The data
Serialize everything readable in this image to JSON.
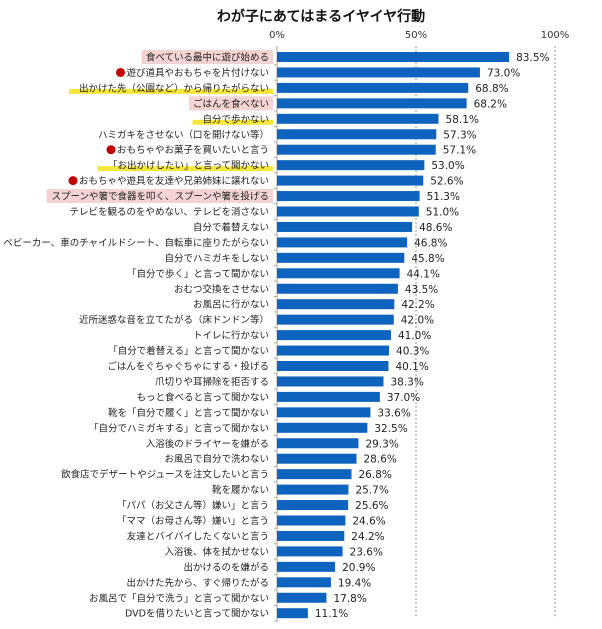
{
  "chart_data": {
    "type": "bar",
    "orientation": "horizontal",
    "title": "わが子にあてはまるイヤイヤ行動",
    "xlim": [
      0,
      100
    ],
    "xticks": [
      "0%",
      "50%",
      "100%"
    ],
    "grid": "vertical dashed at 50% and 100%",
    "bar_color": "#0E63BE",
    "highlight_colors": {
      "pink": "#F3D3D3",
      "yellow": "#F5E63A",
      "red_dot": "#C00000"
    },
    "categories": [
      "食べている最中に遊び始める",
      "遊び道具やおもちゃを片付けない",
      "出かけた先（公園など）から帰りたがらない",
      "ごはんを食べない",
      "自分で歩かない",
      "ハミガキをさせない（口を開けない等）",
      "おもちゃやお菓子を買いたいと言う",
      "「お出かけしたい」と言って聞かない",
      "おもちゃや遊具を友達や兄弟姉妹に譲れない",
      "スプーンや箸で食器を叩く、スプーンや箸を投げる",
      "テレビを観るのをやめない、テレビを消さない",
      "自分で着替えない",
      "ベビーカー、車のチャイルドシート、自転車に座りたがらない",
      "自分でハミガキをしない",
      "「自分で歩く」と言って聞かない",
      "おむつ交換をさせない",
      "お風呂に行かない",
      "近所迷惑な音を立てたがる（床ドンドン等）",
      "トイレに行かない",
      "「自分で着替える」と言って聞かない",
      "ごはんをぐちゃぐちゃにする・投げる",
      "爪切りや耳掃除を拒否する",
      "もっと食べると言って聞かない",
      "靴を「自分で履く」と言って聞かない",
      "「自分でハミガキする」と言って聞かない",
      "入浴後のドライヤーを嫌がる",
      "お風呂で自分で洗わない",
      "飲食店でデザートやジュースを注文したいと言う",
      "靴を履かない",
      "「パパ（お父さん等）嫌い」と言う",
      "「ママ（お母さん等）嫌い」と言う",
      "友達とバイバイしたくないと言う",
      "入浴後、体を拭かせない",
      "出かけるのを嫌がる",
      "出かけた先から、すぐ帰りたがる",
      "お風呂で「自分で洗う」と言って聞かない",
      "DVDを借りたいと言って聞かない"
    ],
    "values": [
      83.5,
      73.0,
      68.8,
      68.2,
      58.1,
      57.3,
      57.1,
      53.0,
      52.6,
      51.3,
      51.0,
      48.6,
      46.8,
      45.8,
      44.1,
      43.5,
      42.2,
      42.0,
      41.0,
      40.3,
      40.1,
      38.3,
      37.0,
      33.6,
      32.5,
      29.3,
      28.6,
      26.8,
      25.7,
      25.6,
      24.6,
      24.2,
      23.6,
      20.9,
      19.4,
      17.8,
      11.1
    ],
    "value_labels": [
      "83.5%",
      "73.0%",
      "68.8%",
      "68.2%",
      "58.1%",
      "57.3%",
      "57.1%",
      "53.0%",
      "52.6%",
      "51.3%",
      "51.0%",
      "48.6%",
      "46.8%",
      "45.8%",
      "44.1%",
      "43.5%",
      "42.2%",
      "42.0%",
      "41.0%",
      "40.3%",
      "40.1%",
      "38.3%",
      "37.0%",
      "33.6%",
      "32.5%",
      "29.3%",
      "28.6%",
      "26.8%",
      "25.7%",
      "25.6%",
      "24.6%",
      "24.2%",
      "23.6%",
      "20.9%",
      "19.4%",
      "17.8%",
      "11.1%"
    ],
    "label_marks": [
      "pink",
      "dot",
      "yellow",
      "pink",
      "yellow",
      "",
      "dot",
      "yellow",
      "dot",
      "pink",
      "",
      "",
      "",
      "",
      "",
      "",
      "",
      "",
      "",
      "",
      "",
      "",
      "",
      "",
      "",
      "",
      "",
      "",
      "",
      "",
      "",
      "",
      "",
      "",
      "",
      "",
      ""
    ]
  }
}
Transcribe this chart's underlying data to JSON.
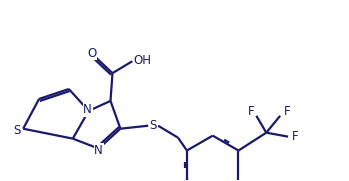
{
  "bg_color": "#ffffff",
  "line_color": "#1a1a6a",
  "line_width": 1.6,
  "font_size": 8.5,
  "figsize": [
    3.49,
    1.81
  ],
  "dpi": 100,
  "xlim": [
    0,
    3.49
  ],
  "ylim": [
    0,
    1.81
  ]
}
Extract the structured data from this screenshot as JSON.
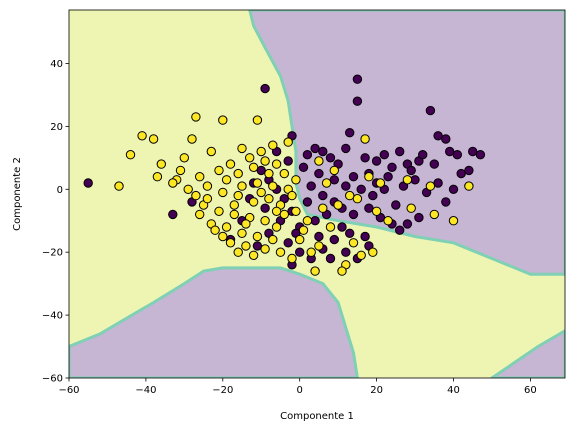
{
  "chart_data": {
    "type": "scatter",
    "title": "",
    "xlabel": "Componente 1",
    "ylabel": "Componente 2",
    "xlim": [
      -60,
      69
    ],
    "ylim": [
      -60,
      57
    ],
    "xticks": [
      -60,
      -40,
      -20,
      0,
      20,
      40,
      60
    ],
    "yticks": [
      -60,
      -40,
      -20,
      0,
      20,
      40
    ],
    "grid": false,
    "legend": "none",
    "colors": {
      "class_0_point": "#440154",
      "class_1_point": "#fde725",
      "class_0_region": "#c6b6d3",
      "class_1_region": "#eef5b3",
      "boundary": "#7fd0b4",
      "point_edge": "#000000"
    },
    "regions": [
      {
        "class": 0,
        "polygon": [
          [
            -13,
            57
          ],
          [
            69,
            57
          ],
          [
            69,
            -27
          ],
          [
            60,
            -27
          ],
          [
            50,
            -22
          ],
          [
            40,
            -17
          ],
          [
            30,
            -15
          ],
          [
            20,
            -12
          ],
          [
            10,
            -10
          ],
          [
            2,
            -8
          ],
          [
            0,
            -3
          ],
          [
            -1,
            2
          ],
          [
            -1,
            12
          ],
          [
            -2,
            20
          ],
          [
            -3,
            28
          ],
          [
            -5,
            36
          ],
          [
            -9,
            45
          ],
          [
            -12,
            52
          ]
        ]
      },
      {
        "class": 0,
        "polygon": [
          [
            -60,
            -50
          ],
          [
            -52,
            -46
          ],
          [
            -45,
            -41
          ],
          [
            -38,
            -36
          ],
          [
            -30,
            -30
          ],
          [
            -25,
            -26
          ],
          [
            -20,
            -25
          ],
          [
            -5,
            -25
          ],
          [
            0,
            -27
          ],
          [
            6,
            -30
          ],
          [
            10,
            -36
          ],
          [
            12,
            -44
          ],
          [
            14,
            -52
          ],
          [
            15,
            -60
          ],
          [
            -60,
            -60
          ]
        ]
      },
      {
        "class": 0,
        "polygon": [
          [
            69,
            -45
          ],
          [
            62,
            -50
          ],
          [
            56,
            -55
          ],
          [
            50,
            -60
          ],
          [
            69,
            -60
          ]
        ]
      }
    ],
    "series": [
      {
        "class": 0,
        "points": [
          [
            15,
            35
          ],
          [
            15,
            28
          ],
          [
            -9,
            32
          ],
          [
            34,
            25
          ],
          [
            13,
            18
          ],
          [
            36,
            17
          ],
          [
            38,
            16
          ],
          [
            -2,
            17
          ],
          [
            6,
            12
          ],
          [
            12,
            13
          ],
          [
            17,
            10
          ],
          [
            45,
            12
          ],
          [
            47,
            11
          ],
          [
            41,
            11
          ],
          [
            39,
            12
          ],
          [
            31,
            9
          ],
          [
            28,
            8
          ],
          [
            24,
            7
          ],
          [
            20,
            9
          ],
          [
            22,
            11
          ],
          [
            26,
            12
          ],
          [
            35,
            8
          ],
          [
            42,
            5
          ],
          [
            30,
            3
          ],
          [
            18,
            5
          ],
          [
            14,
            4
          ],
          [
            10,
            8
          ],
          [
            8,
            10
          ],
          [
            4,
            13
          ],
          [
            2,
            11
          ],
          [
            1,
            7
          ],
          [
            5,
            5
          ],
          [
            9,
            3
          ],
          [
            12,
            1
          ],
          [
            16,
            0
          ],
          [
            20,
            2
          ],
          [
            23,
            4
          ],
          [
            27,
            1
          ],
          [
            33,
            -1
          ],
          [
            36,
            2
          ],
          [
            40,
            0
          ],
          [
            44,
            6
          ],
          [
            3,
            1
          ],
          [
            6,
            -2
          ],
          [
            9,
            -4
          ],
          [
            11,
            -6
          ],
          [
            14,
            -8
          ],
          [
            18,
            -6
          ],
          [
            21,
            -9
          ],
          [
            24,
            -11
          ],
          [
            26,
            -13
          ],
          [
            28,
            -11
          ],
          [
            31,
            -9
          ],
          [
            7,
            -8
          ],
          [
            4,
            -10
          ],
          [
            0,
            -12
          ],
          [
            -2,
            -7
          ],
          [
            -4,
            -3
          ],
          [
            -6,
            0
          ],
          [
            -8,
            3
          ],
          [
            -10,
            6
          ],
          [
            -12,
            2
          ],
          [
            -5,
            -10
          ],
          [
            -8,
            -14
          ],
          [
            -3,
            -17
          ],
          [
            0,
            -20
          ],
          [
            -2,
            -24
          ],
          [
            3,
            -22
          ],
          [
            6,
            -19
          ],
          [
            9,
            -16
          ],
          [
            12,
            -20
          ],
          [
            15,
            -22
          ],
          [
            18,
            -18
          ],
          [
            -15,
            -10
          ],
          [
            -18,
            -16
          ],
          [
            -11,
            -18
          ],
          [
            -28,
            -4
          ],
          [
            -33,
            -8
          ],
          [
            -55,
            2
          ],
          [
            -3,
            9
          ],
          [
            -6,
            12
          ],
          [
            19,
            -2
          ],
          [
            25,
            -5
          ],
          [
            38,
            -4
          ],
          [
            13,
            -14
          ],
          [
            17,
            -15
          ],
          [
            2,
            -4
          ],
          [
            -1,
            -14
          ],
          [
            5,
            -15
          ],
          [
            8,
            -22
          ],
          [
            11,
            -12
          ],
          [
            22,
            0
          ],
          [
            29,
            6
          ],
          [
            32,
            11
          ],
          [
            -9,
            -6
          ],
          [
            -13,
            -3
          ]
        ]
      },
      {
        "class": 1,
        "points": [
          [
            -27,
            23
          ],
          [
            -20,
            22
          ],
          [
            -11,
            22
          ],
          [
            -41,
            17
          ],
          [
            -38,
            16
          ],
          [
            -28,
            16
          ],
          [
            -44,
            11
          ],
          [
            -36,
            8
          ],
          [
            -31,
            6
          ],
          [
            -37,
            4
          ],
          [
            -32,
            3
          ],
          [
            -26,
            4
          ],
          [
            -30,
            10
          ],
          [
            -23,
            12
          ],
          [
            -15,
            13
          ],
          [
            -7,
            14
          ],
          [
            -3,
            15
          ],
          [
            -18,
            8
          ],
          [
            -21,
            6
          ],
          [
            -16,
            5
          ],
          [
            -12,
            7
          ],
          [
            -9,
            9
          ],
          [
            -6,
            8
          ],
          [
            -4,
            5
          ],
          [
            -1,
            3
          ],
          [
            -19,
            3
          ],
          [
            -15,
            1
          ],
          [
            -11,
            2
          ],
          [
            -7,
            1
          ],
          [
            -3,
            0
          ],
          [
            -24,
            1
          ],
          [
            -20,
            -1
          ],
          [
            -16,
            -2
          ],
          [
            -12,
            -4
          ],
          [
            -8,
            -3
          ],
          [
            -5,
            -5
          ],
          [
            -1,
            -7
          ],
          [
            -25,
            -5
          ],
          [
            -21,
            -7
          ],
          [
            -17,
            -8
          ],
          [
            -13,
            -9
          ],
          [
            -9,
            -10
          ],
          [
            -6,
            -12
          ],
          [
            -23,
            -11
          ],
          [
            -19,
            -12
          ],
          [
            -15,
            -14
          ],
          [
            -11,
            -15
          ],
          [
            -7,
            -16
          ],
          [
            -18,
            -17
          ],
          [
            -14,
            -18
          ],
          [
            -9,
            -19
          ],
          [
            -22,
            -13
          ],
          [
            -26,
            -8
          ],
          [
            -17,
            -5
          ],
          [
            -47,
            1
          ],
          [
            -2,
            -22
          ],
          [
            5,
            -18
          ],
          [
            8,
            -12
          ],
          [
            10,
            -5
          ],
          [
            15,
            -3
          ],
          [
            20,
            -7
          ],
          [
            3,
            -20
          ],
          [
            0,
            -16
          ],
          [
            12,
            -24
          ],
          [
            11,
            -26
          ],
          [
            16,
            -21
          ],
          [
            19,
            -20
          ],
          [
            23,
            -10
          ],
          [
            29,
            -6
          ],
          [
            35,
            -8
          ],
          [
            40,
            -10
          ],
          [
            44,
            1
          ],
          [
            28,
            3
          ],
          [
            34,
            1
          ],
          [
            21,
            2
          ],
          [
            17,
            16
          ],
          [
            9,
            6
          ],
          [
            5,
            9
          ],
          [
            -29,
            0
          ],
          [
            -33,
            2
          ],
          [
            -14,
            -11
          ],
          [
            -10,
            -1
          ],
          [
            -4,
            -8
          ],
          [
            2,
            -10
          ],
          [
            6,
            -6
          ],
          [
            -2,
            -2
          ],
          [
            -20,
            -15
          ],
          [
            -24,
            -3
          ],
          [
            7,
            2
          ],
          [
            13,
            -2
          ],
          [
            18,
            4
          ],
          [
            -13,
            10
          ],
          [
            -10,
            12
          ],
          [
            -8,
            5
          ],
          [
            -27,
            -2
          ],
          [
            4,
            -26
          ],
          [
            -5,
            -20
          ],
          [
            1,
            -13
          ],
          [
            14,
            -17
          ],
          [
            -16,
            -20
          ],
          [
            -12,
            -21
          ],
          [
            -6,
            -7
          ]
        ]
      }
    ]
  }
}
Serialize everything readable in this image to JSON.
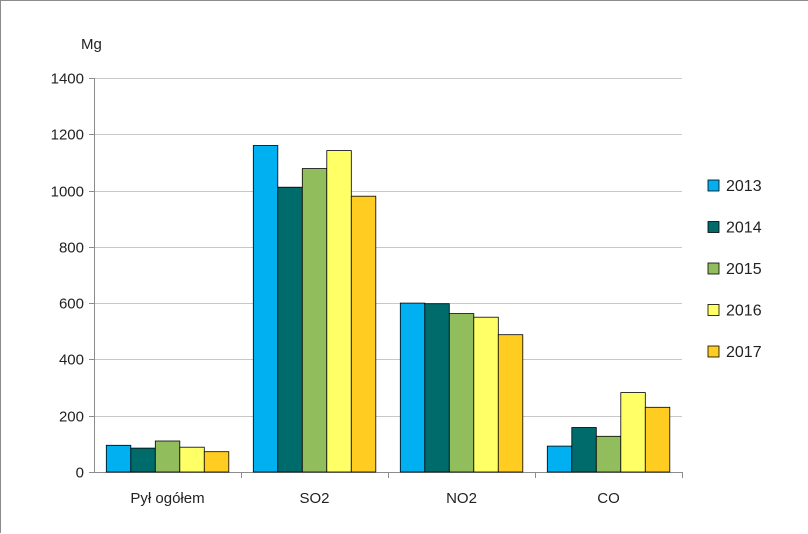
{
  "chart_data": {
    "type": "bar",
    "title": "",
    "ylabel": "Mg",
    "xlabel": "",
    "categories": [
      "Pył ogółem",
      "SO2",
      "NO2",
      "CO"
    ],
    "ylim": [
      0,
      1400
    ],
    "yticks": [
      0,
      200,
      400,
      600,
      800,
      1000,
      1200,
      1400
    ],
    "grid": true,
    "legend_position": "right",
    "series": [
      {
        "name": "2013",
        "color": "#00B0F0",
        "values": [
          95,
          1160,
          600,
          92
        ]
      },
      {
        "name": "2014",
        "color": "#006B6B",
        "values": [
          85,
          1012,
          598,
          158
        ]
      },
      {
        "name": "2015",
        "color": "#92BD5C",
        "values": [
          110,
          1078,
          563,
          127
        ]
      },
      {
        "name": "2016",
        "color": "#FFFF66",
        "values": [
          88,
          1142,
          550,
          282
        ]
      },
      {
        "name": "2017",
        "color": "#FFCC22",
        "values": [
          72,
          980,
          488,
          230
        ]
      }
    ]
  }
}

Do this
Identify each line in the records above that contains the word "name", and copy it out in full.

Task response
        "name": "2013",
        "name": "2014",
        "name": "2015",
        "name": "2016",
        "name": "2017",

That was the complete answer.